#### WORK REQUIRED:
In the entries below, find every line holding the string "invite" and collect it.

** begin **

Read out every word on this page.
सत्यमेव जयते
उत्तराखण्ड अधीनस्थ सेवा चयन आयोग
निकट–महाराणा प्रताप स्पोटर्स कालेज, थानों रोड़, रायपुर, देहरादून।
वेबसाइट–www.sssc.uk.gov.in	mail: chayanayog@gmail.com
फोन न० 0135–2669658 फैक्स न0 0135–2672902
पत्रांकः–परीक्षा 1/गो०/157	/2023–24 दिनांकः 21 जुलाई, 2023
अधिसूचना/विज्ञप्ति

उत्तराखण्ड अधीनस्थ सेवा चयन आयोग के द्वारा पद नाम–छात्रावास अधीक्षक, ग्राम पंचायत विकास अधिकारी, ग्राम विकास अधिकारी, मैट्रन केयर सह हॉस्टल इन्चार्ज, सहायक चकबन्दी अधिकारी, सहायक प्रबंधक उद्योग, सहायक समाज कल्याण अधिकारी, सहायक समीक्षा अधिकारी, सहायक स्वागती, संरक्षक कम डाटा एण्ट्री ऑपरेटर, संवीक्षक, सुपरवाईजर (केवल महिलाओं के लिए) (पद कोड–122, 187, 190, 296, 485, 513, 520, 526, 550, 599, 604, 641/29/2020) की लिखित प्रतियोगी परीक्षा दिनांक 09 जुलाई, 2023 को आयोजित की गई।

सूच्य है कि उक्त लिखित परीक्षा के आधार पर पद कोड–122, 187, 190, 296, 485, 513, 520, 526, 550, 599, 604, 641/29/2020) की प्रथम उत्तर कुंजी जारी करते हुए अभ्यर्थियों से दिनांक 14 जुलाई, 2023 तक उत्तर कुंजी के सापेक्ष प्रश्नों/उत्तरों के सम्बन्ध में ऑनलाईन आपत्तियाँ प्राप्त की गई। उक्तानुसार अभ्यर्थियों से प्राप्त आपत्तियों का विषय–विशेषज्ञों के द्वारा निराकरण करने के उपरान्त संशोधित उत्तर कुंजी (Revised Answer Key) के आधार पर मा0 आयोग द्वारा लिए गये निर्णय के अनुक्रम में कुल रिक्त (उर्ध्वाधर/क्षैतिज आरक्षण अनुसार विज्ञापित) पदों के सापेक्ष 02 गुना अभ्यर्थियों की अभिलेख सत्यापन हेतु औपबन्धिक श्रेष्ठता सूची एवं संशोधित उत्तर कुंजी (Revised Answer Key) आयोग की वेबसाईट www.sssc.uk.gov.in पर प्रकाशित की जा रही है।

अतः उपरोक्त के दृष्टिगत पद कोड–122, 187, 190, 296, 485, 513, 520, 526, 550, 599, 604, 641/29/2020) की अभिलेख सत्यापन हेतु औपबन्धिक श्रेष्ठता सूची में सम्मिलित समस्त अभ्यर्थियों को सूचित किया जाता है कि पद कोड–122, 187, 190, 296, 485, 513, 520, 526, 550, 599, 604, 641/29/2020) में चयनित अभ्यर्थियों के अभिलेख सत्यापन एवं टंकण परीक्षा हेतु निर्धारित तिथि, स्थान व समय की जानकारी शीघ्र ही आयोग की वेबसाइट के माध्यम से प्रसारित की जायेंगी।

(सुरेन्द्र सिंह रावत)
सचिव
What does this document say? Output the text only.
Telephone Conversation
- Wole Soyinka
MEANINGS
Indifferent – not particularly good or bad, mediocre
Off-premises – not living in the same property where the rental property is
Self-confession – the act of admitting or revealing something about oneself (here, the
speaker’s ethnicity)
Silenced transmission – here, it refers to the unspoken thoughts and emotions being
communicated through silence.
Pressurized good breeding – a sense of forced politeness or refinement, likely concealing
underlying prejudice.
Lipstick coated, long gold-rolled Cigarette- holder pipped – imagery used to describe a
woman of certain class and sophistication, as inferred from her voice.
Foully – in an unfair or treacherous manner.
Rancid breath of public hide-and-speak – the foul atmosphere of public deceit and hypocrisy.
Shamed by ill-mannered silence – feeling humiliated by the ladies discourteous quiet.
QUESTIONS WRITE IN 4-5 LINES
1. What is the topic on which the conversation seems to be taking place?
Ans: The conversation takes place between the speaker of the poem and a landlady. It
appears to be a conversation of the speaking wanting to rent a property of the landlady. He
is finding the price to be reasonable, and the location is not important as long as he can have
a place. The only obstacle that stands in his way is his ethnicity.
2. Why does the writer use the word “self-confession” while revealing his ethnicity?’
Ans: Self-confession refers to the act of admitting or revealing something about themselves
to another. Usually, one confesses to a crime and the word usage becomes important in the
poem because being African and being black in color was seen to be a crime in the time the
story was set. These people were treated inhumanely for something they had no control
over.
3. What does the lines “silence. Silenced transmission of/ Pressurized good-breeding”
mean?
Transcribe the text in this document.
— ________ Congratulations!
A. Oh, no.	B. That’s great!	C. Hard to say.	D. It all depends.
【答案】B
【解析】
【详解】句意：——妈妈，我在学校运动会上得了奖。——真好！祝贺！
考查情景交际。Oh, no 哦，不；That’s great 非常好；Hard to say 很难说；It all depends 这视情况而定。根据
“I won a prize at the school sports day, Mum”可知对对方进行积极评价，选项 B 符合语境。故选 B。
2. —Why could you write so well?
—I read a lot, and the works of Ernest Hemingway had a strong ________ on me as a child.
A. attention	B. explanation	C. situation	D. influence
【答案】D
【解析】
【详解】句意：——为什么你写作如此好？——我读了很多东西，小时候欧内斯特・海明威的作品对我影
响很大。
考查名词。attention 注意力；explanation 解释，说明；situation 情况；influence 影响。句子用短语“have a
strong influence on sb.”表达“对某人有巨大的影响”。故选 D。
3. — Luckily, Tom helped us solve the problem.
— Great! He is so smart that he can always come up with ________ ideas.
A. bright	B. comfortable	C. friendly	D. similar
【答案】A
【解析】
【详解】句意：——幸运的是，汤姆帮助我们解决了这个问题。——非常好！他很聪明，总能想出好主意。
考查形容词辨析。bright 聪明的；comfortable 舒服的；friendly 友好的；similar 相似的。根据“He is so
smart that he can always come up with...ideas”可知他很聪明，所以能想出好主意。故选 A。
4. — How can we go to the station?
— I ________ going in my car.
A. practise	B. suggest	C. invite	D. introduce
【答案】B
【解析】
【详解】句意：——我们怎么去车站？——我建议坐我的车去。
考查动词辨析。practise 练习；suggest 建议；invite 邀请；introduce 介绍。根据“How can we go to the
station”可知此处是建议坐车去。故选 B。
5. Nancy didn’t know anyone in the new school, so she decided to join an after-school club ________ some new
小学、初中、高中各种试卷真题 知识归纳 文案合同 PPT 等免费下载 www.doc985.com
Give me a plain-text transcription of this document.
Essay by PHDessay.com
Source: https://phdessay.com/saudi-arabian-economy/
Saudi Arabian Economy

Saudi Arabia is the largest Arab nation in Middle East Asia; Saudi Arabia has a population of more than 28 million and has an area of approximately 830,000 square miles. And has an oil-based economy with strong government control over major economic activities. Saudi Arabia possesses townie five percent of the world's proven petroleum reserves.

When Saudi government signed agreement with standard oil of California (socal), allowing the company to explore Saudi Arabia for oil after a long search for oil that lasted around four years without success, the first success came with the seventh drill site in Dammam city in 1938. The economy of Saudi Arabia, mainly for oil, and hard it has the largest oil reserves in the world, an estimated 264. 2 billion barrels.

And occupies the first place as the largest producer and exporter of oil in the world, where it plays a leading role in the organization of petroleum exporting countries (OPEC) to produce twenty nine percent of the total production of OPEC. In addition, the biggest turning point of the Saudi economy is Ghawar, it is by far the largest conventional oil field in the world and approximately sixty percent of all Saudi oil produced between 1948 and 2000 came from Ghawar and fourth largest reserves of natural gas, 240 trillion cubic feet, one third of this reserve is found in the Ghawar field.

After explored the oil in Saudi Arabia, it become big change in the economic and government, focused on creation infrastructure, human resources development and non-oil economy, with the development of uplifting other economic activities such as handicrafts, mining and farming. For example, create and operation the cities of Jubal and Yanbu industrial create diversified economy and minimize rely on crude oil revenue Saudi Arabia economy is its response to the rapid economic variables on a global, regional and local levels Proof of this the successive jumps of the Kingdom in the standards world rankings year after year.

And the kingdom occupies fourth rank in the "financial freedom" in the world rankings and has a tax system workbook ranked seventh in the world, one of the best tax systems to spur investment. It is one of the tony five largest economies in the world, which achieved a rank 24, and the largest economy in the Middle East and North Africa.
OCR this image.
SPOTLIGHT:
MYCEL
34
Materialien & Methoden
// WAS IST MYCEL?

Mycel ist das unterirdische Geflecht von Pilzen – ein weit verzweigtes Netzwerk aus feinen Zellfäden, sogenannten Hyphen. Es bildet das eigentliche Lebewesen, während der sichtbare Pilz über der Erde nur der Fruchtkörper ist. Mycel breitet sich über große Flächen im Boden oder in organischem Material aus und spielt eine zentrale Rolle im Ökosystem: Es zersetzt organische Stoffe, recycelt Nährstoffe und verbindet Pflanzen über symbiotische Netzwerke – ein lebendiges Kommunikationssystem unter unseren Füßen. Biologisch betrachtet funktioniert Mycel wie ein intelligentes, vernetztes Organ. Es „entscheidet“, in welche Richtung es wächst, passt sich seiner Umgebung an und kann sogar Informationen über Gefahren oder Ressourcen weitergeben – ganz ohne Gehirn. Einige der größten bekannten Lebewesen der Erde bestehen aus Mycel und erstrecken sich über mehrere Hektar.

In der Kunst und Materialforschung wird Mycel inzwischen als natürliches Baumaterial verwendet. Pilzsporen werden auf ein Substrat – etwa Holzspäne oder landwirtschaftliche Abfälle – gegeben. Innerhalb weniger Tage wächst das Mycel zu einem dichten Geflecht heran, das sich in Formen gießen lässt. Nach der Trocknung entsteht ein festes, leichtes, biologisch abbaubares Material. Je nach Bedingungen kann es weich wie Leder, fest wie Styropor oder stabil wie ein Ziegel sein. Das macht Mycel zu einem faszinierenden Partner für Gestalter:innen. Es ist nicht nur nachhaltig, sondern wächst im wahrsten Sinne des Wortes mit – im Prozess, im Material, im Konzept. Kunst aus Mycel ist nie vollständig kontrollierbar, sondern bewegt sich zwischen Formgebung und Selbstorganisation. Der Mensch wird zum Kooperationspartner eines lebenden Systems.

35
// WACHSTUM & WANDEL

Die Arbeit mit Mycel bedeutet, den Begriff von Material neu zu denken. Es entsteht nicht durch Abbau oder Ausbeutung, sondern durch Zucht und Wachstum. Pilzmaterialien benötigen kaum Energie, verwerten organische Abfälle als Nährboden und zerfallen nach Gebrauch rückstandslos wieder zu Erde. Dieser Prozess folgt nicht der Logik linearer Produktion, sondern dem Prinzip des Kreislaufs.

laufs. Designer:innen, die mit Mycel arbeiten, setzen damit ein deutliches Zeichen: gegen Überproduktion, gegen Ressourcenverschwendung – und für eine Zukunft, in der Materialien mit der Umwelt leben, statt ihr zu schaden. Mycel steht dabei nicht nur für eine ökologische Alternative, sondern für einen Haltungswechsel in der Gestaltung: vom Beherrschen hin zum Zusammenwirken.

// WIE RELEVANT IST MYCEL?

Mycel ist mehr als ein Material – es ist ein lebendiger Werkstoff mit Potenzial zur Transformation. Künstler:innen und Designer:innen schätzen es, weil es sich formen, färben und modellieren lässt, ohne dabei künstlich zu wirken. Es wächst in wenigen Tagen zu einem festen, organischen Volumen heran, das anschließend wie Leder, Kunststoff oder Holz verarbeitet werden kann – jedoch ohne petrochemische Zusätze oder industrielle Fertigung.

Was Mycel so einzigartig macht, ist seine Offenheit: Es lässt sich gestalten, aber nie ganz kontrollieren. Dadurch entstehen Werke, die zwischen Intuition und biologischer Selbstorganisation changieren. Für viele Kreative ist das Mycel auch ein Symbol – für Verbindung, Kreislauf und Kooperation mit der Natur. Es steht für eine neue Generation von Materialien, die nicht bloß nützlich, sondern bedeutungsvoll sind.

** end **

#### SOLUTION TO THIS PROBLEM:
A. practise	B. suggest	C. invite	D. introduce
考查动词辨析。practise 练习；suggest 建议；invite 邀请；introduce 介绍。根据“How can we go to the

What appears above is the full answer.